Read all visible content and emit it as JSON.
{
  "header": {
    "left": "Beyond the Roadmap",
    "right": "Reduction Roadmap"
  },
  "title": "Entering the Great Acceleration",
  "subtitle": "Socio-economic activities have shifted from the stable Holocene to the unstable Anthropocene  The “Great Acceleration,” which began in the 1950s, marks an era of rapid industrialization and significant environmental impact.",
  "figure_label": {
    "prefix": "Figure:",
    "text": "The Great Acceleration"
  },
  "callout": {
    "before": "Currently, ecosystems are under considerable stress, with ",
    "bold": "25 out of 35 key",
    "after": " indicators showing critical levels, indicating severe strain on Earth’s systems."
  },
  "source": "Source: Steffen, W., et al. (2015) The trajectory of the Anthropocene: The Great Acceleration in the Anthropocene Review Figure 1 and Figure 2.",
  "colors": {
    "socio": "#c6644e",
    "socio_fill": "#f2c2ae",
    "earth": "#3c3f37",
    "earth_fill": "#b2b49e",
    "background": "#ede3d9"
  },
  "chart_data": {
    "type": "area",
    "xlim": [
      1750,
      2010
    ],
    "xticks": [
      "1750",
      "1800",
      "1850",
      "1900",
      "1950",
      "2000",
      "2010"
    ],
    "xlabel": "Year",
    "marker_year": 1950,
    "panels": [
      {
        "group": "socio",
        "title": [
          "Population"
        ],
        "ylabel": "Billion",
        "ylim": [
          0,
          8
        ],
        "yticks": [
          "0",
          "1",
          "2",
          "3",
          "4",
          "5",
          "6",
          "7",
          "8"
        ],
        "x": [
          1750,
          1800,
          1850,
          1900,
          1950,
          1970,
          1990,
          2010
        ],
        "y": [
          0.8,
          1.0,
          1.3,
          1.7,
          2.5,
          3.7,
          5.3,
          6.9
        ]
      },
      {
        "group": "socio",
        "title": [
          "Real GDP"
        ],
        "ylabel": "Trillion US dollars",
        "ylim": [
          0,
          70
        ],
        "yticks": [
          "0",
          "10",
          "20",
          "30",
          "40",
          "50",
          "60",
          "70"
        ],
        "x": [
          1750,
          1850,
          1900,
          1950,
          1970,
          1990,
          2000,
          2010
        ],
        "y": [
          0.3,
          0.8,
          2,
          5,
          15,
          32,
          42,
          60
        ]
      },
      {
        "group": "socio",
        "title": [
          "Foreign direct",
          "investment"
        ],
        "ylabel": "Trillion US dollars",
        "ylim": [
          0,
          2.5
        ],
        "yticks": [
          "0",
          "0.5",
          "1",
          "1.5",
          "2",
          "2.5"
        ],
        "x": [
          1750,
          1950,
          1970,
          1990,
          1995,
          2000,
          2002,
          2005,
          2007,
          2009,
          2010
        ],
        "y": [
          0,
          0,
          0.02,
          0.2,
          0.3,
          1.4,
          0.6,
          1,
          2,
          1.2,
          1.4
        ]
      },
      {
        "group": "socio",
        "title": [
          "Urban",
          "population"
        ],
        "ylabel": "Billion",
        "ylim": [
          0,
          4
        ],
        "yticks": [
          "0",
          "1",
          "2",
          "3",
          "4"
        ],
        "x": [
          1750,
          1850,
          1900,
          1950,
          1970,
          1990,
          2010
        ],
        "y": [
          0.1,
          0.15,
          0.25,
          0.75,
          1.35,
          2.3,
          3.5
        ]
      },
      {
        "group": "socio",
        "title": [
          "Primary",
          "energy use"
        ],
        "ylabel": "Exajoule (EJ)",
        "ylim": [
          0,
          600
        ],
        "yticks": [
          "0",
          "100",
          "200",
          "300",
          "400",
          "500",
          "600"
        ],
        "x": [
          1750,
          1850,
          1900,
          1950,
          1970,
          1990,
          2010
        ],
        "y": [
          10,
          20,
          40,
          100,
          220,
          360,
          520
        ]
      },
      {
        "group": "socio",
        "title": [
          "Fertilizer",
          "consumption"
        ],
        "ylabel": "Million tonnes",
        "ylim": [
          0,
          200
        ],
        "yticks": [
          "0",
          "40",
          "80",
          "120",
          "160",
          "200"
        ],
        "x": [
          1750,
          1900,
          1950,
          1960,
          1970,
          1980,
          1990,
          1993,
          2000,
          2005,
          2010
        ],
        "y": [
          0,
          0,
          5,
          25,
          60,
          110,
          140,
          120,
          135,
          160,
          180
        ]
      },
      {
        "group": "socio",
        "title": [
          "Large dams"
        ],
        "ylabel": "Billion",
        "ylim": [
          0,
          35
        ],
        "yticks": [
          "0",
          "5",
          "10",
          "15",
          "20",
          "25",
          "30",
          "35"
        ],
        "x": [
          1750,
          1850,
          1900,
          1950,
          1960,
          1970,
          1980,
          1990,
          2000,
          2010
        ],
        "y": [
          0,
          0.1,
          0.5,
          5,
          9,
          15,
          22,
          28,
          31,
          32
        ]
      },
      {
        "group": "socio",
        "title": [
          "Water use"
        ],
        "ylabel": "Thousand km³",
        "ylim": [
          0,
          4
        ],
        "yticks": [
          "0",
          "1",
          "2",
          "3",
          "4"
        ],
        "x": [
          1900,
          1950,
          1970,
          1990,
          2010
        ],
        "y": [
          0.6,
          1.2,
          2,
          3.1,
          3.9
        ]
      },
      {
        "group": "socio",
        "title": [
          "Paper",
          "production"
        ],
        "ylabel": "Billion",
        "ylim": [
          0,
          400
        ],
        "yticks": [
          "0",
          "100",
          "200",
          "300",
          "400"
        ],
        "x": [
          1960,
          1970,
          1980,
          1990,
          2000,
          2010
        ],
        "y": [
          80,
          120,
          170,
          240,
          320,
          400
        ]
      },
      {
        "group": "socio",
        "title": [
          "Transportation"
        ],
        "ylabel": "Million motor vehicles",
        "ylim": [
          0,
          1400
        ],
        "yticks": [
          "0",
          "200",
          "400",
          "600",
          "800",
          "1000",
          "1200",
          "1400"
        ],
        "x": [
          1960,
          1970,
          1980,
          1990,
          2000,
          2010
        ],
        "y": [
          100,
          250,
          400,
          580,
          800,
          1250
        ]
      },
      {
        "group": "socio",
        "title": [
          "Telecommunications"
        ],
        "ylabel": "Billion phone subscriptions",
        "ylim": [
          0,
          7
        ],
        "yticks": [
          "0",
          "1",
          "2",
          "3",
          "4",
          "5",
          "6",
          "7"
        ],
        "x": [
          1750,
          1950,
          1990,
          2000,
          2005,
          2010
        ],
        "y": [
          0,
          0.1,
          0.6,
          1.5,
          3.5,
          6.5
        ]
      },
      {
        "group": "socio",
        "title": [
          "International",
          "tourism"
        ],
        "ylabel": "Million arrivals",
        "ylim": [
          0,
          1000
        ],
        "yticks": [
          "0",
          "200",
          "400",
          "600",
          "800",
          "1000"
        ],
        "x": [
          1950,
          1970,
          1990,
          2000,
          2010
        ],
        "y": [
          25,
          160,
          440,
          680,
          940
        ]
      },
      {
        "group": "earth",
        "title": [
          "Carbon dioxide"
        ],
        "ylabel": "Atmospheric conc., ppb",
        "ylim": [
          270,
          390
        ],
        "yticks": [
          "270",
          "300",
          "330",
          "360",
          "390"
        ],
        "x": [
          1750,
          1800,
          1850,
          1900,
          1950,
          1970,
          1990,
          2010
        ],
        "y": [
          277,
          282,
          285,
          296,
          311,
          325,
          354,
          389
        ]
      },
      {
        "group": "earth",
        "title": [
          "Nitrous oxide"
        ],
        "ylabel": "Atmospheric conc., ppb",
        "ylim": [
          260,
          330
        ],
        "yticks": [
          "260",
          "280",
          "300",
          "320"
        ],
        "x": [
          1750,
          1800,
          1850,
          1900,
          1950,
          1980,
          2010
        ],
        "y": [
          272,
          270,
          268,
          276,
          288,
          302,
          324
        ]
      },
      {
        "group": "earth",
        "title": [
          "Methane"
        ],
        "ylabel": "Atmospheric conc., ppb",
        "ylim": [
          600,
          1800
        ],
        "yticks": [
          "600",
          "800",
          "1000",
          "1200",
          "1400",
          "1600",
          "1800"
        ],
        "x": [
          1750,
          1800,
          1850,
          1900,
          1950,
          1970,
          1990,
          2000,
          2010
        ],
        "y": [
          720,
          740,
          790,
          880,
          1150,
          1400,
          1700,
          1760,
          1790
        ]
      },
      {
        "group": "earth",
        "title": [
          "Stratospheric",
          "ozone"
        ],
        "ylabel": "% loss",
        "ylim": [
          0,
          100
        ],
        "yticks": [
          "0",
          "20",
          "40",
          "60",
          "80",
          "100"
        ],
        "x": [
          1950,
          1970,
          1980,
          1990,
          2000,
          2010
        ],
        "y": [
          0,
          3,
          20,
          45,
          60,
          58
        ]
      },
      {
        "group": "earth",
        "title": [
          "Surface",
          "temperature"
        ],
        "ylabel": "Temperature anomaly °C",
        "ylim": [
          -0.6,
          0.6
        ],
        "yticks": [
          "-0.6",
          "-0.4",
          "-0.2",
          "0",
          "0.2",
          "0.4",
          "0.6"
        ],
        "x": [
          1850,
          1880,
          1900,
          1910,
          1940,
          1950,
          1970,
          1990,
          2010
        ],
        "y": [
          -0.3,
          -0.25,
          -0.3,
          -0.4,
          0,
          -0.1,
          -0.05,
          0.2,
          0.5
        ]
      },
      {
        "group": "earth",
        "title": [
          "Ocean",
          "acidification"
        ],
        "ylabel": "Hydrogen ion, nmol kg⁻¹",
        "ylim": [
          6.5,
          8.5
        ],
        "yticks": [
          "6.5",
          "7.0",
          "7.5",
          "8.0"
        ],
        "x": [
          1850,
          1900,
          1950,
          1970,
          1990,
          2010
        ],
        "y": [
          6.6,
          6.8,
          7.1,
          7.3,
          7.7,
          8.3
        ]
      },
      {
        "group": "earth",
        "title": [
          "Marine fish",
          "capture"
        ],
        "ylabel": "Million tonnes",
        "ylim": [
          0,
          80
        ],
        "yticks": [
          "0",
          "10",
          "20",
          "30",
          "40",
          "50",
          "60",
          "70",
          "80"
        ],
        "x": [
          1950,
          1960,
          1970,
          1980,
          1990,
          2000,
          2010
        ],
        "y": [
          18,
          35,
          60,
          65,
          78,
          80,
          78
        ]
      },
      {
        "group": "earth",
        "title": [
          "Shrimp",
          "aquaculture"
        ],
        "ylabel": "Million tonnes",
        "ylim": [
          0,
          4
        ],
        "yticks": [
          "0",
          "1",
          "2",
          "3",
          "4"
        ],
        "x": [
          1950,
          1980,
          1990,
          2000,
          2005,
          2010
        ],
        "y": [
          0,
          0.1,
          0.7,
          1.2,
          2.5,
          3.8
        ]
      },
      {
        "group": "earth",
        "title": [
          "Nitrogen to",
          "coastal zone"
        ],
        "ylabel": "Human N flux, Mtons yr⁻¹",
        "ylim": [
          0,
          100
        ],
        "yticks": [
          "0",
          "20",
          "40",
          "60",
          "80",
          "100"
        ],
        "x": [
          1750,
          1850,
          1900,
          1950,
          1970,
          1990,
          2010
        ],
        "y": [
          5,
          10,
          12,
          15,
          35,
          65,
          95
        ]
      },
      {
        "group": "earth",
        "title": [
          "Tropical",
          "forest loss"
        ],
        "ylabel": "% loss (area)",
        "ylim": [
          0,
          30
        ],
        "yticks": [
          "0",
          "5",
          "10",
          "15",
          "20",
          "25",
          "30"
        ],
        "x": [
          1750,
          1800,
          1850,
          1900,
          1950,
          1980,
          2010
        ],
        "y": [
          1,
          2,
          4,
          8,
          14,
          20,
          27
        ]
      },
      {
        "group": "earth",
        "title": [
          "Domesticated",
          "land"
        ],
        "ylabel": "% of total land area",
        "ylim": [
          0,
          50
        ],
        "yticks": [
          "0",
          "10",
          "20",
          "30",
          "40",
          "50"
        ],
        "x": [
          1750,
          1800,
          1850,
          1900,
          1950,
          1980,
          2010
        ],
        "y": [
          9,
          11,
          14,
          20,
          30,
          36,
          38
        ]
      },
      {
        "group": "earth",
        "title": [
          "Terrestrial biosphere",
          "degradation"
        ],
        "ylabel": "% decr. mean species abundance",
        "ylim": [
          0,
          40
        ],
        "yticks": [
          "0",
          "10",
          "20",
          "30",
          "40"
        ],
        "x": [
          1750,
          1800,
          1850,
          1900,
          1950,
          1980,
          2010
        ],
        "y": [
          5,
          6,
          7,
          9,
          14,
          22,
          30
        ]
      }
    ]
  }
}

EXERCISE TASK:
Out of the material above, gather each line where "Acceleration" appears.

WRITTEN SOLUTION:
  "title": "Entering the Great Acceleration",
  "subtitle": "Socio-economic activities have shifted from the stable Holocene to the unstable Anthropocene  The “Great Acceleration,” which began in the 1950s, marks an era of rapid industrialization and significant environmental impact.",
    "text": "The Great Acceleration"
  "source": "Source: Steffen, W., et al. (2015) The trajectory of the Anthropocene: The Great Acceleration in the Anthropocene Review Figure 1 and Figure 2.",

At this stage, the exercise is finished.